→ Problem to work on: Find every line with the word "type" and give their count, nothing else.
────────────────────
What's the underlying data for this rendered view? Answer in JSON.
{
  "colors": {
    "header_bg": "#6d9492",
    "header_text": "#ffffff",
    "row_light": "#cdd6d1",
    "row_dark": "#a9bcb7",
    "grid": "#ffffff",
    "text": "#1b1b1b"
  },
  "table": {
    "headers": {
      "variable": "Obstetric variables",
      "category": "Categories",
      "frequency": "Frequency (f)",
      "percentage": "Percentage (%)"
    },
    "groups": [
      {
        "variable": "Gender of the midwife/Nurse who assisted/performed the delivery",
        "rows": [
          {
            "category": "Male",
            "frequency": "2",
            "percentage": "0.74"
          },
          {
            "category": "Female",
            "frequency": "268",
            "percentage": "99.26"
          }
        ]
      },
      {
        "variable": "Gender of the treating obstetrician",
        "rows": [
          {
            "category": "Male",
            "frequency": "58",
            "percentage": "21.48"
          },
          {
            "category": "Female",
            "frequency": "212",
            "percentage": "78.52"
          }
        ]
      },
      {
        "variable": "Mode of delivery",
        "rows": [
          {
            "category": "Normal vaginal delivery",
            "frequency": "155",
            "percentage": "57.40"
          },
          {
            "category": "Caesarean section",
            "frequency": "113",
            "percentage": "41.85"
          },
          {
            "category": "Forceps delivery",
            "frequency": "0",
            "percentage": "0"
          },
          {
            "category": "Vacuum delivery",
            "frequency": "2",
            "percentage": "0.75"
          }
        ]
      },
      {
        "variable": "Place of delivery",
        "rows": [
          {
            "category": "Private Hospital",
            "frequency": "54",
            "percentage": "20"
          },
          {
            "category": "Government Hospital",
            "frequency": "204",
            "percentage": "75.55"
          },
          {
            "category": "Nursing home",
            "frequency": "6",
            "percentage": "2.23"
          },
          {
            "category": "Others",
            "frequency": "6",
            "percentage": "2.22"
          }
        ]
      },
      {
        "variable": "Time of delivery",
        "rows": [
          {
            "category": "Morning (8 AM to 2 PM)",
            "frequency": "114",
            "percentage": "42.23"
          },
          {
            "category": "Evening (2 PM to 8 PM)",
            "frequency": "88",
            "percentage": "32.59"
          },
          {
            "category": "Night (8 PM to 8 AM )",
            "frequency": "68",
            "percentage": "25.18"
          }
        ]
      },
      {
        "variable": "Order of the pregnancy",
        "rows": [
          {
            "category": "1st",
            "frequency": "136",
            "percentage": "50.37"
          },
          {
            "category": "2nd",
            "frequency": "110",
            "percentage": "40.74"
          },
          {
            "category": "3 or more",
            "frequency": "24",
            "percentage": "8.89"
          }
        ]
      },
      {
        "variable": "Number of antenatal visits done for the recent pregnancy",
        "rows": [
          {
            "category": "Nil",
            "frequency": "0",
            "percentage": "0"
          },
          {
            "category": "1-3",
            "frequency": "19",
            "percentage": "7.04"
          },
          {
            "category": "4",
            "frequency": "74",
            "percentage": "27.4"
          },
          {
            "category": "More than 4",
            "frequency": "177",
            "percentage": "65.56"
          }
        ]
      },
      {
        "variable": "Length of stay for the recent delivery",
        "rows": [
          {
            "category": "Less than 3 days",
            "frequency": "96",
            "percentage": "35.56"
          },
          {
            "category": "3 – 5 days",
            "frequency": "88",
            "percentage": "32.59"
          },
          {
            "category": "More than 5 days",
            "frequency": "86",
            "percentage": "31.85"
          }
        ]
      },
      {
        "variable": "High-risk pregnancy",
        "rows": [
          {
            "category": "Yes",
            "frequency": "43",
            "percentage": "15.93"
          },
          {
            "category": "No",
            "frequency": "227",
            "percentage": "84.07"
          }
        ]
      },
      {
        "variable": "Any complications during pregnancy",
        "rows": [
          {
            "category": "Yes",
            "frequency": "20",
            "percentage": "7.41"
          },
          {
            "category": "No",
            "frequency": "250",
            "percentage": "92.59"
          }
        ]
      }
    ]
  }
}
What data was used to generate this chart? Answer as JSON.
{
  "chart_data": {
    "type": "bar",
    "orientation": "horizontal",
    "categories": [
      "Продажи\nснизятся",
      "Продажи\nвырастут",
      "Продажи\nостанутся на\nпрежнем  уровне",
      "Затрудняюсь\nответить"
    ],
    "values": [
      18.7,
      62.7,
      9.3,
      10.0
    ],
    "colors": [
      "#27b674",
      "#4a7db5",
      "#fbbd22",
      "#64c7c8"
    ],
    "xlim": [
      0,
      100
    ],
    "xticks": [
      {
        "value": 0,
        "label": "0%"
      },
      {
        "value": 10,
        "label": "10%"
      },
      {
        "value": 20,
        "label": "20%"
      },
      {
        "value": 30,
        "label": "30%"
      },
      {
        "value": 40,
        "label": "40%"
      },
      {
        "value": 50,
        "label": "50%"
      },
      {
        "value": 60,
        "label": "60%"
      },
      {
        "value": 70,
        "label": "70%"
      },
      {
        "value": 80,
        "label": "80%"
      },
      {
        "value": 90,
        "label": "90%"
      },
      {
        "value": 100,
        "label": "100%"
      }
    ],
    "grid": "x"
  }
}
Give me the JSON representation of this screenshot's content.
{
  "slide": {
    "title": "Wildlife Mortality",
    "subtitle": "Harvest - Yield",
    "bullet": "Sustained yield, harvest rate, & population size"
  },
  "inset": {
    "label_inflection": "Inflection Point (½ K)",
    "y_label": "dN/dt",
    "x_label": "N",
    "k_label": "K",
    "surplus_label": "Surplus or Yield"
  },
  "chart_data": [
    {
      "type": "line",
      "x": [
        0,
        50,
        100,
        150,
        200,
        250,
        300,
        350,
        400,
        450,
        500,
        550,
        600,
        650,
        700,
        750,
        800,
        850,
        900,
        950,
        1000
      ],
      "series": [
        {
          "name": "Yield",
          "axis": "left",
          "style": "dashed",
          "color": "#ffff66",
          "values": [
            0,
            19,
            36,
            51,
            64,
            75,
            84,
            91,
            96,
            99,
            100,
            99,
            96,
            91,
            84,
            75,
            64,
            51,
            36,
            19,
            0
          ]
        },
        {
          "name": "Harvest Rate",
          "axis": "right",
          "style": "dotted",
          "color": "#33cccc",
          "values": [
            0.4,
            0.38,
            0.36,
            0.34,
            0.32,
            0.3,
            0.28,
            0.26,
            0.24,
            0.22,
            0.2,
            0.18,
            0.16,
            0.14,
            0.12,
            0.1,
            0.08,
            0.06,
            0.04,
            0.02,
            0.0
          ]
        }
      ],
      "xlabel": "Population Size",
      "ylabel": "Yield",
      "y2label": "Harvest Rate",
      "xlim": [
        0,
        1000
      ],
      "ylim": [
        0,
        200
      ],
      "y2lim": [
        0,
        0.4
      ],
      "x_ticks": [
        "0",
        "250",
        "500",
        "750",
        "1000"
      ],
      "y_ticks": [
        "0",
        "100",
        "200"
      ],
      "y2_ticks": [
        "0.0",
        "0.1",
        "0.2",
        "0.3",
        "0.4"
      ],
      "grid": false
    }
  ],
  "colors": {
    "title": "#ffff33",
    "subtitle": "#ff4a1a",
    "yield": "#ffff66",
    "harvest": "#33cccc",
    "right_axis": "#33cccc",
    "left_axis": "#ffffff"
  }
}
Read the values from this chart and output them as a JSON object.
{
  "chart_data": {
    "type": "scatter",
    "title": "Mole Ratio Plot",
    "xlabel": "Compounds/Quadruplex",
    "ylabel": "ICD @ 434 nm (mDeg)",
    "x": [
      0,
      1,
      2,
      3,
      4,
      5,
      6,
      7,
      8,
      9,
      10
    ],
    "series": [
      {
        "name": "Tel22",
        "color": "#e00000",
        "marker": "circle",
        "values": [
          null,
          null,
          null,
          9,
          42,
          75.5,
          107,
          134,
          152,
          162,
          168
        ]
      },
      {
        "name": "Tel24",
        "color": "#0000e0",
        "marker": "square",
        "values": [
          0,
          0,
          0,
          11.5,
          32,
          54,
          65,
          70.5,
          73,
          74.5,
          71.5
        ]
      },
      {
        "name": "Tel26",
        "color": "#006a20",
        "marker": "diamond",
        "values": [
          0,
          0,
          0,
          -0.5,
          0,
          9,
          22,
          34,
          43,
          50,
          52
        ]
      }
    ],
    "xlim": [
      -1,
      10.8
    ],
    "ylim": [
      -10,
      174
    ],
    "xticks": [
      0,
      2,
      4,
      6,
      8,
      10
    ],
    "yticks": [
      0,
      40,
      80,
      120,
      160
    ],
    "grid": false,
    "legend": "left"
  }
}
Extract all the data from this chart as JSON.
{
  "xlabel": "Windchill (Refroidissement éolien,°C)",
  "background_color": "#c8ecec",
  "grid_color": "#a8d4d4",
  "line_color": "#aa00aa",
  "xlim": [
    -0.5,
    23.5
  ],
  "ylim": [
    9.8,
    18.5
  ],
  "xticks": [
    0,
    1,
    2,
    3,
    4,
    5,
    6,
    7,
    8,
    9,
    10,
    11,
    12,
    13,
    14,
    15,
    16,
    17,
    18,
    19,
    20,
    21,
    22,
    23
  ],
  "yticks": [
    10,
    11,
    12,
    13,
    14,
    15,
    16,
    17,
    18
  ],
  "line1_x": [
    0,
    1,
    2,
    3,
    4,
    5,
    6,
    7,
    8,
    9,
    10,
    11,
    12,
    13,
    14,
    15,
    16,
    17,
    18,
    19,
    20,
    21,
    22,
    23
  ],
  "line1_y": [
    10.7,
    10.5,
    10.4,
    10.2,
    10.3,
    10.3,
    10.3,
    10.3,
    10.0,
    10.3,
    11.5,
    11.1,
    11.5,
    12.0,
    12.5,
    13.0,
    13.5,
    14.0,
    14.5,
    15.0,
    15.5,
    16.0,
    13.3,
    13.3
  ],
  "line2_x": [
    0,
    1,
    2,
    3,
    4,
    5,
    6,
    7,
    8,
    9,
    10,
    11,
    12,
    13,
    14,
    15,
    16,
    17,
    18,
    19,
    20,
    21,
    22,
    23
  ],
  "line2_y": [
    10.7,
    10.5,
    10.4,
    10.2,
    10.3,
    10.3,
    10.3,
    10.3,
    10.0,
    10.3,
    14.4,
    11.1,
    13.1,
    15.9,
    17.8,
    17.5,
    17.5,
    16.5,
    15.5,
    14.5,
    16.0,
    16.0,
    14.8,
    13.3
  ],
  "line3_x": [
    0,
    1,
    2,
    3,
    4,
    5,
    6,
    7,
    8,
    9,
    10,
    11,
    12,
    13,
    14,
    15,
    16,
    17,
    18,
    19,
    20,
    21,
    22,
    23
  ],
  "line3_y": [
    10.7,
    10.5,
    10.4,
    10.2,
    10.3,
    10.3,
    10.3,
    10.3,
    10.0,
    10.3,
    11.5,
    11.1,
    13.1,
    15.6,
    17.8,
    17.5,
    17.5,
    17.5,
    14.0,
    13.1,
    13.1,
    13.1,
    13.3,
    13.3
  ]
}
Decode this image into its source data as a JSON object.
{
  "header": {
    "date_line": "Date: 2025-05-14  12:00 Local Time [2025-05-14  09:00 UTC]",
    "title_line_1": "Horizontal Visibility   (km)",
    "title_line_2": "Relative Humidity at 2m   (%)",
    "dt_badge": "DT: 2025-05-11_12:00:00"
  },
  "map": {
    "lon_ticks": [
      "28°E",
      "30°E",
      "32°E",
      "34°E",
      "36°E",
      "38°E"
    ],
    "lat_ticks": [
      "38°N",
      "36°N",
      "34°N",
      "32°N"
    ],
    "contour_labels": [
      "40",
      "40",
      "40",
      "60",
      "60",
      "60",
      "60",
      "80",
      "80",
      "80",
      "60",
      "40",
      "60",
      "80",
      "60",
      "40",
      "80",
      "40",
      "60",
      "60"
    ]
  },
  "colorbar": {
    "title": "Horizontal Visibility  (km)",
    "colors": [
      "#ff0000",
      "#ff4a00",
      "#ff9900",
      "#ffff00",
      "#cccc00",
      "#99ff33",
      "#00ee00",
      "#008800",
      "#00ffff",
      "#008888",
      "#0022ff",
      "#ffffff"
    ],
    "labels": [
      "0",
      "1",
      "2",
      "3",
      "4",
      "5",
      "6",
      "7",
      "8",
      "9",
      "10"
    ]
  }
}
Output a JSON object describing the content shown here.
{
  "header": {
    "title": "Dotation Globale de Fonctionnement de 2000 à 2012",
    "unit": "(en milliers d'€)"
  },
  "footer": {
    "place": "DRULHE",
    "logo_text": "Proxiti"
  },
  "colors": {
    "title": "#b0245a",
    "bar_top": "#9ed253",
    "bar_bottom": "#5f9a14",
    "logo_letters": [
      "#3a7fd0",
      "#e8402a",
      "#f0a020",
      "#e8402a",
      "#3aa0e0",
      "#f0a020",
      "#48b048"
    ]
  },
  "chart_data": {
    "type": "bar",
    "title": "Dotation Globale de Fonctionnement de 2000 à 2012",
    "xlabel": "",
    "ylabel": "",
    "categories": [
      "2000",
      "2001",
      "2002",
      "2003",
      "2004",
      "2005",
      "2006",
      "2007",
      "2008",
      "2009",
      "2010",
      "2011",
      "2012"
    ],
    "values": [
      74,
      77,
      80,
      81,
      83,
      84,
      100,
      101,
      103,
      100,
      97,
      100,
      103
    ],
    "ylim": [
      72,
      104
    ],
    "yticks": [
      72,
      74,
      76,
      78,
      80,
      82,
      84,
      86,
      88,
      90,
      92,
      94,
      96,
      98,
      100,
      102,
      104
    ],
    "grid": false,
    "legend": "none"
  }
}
────────────────────
→ Task answer: 4